- **Dataset content**:
(begin)

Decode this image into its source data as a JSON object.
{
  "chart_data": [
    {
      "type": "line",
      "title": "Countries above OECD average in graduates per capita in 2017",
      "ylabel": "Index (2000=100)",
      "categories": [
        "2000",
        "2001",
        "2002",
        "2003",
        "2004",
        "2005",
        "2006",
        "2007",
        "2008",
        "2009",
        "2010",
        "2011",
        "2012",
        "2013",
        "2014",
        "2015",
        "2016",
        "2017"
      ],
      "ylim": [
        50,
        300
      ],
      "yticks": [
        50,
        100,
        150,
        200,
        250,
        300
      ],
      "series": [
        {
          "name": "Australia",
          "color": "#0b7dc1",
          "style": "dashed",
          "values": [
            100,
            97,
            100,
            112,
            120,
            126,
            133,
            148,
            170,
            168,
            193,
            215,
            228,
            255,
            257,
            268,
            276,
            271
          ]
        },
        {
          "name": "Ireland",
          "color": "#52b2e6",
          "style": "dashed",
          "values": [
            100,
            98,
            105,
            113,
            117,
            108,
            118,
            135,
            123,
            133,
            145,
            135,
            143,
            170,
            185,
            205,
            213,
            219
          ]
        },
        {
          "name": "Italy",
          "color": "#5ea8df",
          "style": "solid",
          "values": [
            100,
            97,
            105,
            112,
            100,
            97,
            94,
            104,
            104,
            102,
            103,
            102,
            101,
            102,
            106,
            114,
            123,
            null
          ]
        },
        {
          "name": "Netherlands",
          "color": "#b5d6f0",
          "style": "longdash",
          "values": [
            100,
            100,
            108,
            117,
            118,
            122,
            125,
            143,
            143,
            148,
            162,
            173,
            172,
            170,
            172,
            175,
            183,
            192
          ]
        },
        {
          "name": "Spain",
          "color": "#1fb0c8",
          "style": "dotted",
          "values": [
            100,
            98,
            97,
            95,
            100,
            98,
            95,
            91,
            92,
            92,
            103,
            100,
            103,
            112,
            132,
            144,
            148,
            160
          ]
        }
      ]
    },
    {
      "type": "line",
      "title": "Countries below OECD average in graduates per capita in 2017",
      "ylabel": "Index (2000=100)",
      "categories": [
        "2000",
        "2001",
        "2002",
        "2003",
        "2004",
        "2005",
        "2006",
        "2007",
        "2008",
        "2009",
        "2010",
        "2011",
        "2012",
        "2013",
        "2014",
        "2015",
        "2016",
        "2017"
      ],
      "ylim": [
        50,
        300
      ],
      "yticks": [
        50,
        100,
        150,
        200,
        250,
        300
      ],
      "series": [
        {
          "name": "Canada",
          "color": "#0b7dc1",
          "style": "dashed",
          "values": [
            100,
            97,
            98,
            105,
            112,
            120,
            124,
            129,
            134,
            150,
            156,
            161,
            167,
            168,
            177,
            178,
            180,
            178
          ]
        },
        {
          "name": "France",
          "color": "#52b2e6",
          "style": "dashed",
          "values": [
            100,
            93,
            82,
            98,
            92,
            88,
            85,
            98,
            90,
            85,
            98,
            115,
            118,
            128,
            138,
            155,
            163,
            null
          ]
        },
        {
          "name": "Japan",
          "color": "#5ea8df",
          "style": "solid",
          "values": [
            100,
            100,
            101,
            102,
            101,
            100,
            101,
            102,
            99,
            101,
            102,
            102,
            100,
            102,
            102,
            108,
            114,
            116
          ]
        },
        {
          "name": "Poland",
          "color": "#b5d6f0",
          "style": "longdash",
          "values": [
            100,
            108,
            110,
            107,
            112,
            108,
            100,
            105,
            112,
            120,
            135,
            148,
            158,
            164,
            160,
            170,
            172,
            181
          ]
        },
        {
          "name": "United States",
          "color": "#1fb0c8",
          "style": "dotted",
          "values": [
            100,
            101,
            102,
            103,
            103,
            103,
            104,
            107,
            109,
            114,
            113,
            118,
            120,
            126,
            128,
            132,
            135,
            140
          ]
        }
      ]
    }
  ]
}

(end)

- **Given instruction**: Reply with one number only: the count of lines in the entries that contain "average".

- **Final answer**: 2